- REQUIREMENTS:
Extract each line from the entries below that has the string "this" in it.

────

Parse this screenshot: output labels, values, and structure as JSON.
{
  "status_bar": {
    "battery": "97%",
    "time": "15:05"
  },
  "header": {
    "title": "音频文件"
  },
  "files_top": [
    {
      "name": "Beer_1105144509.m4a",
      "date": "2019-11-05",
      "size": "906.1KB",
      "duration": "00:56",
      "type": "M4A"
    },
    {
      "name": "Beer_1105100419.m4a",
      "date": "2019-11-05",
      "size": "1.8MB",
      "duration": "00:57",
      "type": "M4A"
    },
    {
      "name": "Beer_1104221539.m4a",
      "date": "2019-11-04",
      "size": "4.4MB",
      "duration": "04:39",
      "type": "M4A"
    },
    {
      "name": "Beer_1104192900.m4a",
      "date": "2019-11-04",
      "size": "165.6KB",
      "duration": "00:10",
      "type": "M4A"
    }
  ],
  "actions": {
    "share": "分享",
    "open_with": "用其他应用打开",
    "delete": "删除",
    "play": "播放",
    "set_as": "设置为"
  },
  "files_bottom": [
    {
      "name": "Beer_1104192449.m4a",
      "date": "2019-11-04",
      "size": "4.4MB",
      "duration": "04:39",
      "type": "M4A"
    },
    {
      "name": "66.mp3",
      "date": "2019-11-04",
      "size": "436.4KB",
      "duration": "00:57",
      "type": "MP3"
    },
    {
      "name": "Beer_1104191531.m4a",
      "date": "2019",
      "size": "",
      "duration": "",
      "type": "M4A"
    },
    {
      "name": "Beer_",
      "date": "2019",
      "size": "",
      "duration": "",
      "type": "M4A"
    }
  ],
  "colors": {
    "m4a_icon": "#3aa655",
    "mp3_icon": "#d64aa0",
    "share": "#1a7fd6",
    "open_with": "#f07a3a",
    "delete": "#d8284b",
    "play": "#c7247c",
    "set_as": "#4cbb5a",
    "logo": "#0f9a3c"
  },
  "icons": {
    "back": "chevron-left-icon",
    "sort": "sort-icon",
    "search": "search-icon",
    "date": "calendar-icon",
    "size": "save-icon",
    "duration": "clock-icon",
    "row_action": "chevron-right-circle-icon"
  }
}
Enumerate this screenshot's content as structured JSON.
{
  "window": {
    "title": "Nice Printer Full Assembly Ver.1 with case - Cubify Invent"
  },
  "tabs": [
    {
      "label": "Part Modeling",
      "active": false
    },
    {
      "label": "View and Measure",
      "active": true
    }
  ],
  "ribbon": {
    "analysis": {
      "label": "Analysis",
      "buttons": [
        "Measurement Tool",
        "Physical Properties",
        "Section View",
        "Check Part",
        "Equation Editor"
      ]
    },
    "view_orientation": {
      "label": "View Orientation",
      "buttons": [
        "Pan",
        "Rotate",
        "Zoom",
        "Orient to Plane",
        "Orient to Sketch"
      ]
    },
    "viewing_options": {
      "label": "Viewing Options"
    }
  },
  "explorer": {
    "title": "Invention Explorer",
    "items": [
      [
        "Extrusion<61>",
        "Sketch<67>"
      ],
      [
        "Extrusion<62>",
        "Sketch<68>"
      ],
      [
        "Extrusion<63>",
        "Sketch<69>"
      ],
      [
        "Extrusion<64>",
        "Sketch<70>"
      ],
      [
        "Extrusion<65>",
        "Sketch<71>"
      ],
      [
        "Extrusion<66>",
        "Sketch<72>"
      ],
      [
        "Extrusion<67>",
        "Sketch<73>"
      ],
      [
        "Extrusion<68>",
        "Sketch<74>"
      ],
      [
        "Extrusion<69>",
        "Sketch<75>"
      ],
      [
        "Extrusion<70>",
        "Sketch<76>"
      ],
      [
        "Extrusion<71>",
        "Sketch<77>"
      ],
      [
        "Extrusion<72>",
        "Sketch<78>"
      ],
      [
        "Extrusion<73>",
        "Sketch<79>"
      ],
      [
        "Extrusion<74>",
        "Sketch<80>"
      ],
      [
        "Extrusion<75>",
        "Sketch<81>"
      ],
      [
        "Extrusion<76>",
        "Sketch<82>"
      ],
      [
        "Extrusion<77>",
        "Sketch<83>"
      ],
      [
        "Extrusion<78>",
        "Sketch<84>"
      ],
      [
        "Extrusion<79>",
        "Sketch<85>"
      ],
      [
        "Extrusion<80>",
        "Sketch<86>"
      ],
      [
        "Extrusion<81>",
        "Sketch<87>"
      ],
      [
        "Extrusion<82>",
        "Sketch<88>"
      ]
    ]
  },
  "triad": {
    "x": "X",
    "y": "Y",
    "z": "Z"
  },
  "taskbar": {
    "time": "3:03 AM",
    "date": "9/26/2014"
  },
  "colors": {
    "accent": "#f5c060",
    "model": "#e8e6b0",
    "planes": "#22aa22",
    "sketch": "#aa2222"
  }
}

────

- THE OUTPUT:
Parse this screenshot: output labels, values, and structure as JSON.
Enumerate this screenshot's content as structured JSON.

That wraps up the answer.